(Saved entries)

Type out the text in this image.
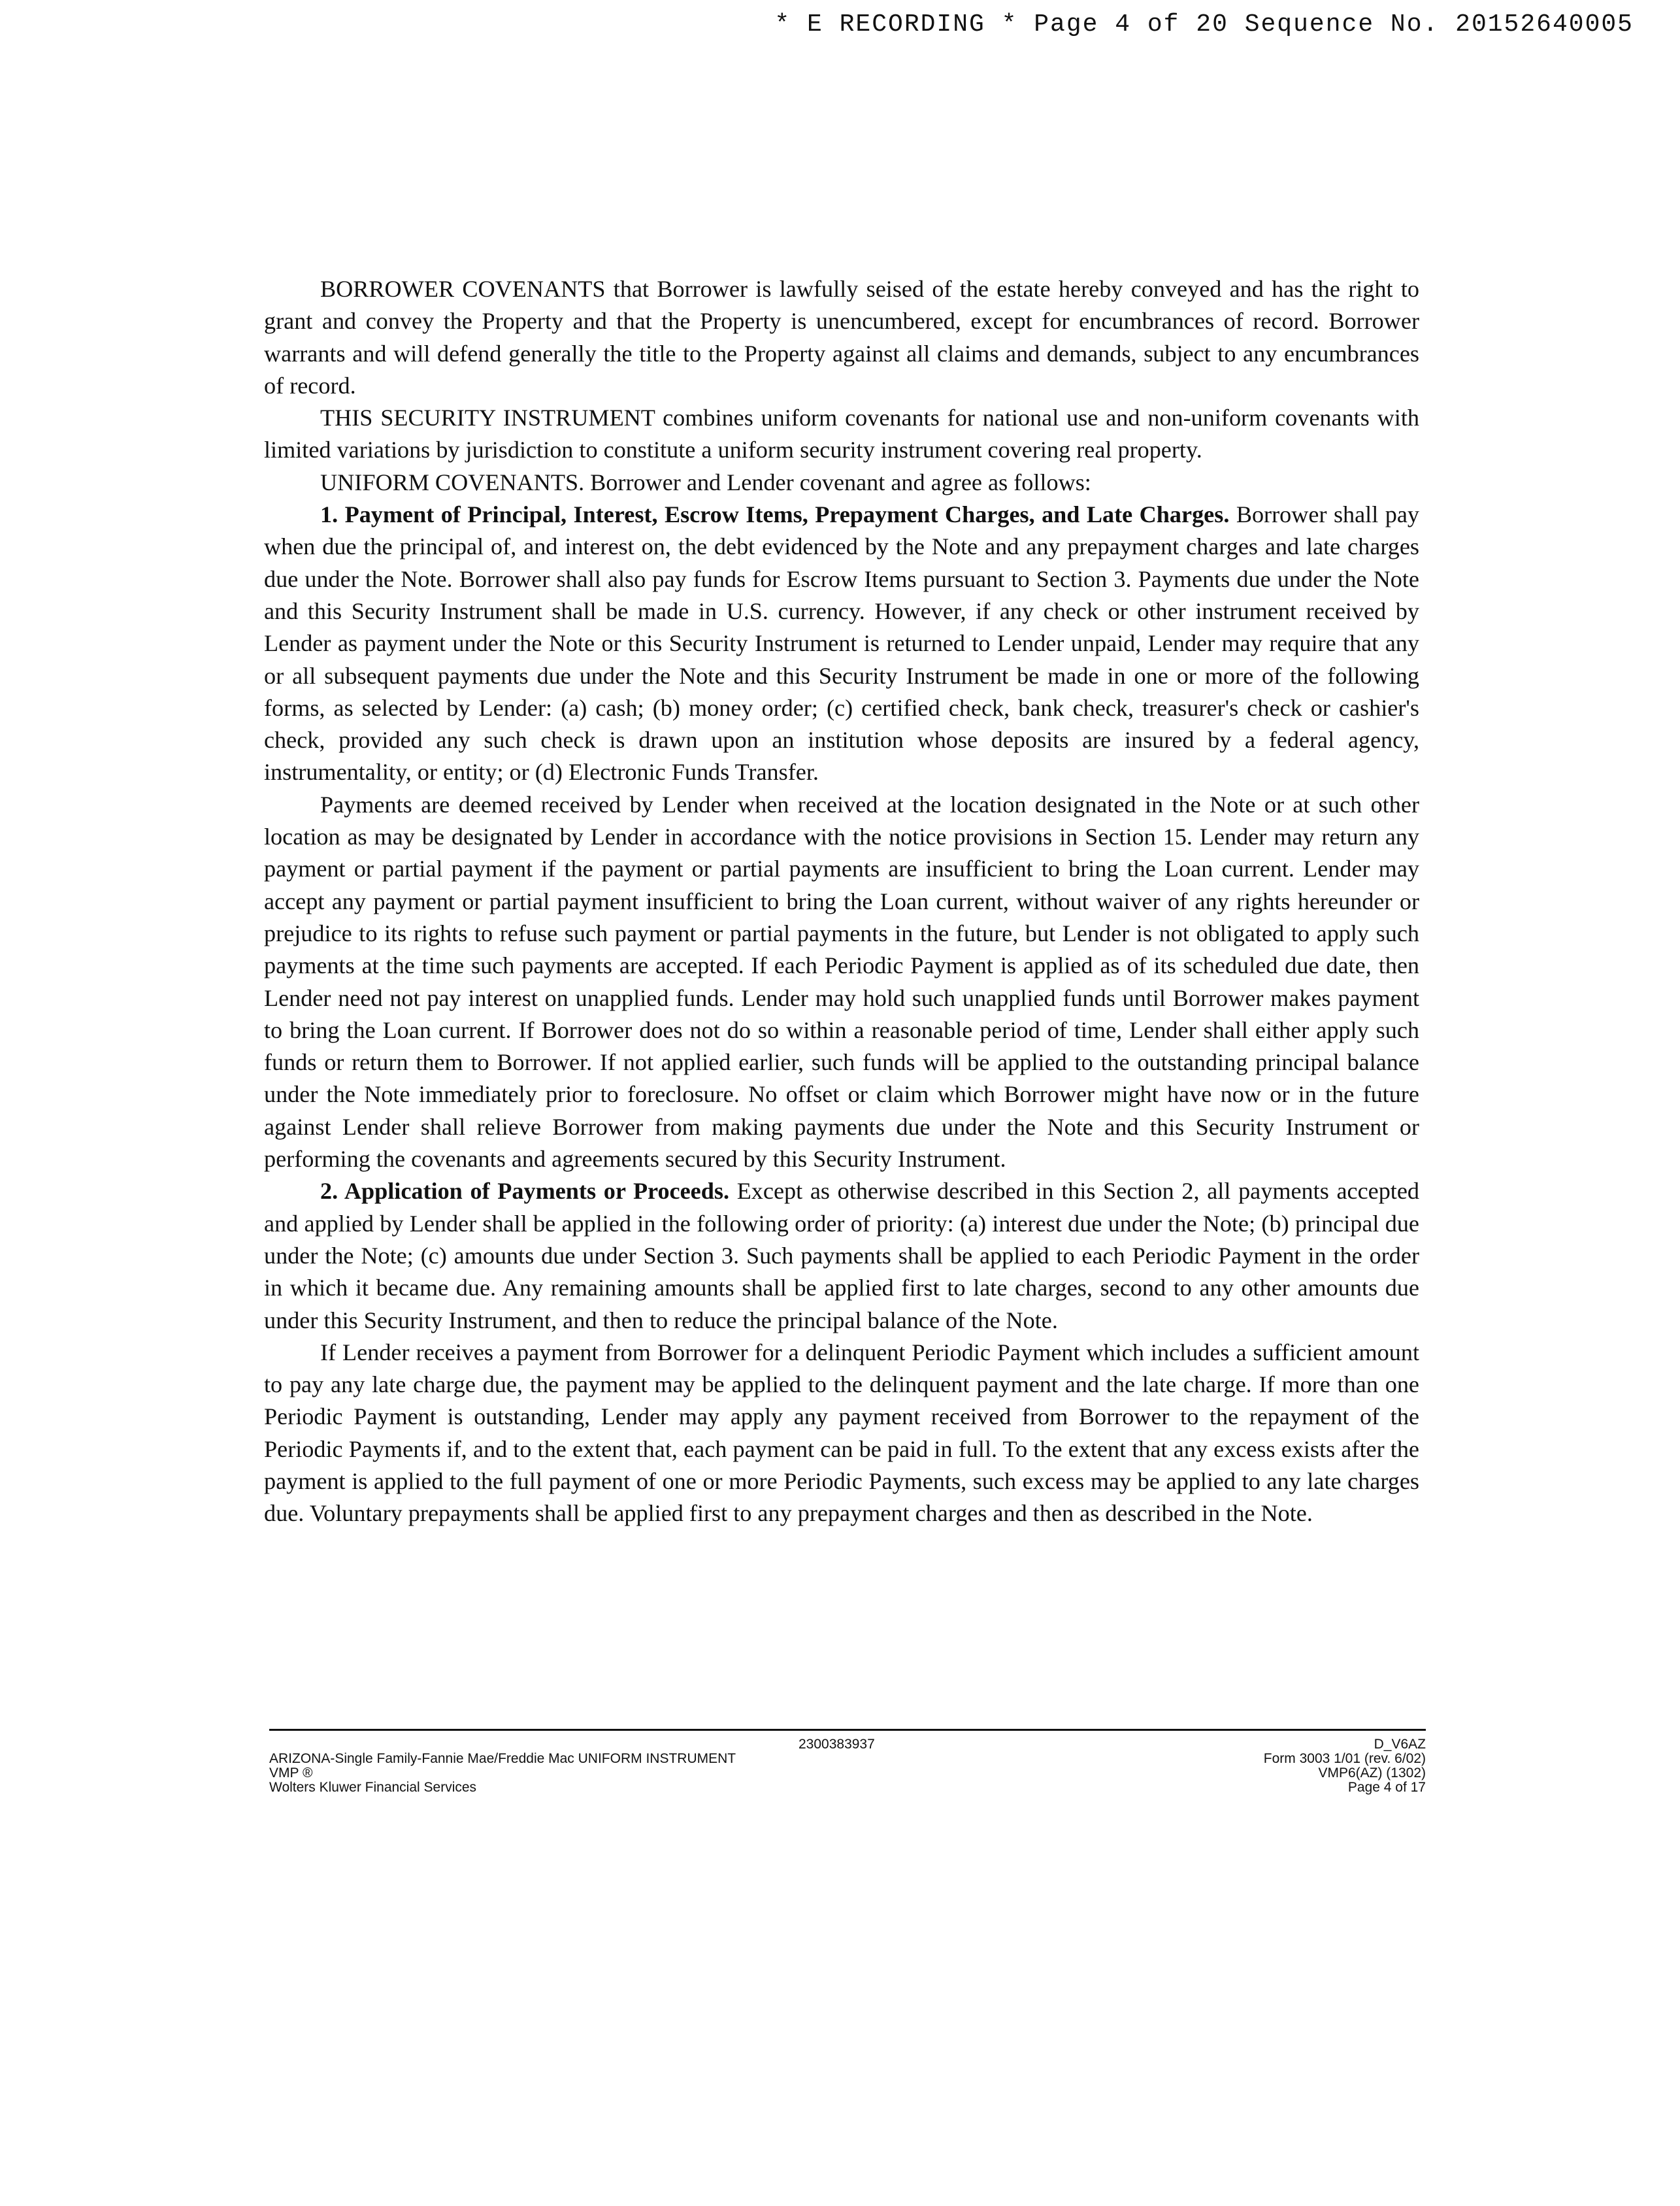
* E RECORDING * Page 4 of 20 Sequence No. 20152640005

BORROWER COVENANTS that Borrower is lawfully seised of the estate hereby conveyed and has the right to grant and convey the Property and that the Property is unencumbered, except for encumbrances of record. Borrower warrants and will defend generally the title to the Property against all claims and demands, subject to any encumbrances of record.

THIS SECURITY INSTRUMENT combines uniform covenants for national use and non-uniform covenants with limited variations by jurisdiction to constitute a uniform security instrument covering real property.

UNIFORM COVENANTS. Borrower and Lender covenant and agree as follows:

1. Payment of Principal, Interest, Escrow Items, Prepayment Charges, and Late Charges. Borrower shall pay when due the principal of, and interest on, the debt evidenced by the Note and any prepayment charges and late charges due under the Note. Borrower shall also pay funds for Escrow Items pursuant to Section 3. Payments due under the Note and this Security Instrument shall be made in U.S. currency. However, if any check or other instrument received by Lender as payment under the Note or this Security Instrument is returned to Lender unpaid, Lender may require that any or all subsequent payments due under the Note and this Security Instrument be made in one or more of the following forms, as selected by Lender: (a) cash; (b) money order; (c) certified check, bank check, treasurer's check or cashier's check, provided any such check is drawn upon an institution whose deposits are insured by a federal agency, instrumentality, or entity; or (d) Electronic Funds Transfer.

Payments are deemed received by Lender when received at the location designated in the Note or at such other location as may be designated by Lender in accordance with the notice provisions in Section 15. Lender may return any payment or partial payment if the payment or partial payments are insufficient to bring the Loan current. Lender may accept any payment or partial payment insufficient to bring the Loan current, without waiver of any rights hereunder or prejudice to its rights to refuse such payment or partial payments in the future, but Lender is not obligated to apply such payments at the time such payments are accepted. If each Periodic Payment is applied as of its scheduled due date, then Lender need not pay interest on unapplied funds. Lender may hold such unapplied funds until Borrower makes payment to bring the Loan current. If Borrower does not do so within a reasonable period of time, Lender shall either apply such funds or return them to Borrower. If not applied earlier, such funds will be applied to the outstanding principal balance under the Note immediately prior to foreclosure. No offset or claim which Borrower might have now or in the future against Lender shall relieve Borrower from making payments due under the Note and this Security Instrument or performing the covenants and agreements secured by this Security Instrument.

2. Application of Payments or Proceeds. Except as otherwise described in this Section 2, all payments accepted and applied by Lender shall be applied in the following order of priority: (a) interest due under the Note; (b) principal due under the Note; (c) amounts due under Section 3. Such payments shall be applied to each Periodic Payment in the order in which it became due. Any remaining amounts shall be applied first to late charges, second to any other amounts due under this Security Instrument, and then to reduce the principal balance of the Note.

If Lender receives a payment from Borrower for a delinquent Periodic Payment which includes a sufficient amount to pay any late charge due, the payment may be applied to the delinquent payment and the late charge. If more than one Periodic Payment is outstanding, Lender may apply any payment received from Borrower to the repayment of the Periodic Payments if, and to the extent that, each payment can be paid in full. To the extent that any excess exists after the payment is applied to the full payment of one or more Periodic Payments, such excess may be applied to any late charges due. Voluntary prepayments shall be applied first to any prepayment charges and then as described in the Note.

2300383937
ARIZONA-Single Family-Fannie Mae/Freddie Mac UNIFORM INSTRUMENT
VMP ®
Wolters Kluwer Financial Services
D_V6AZ
Form 3003 1/01 (rev. 6/02)
VMP6(AZ) (1302)
Page 4 of 17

Exercise brief: Report how many lines of the preceding records include "Page". Output the number only.

Response to the task: 2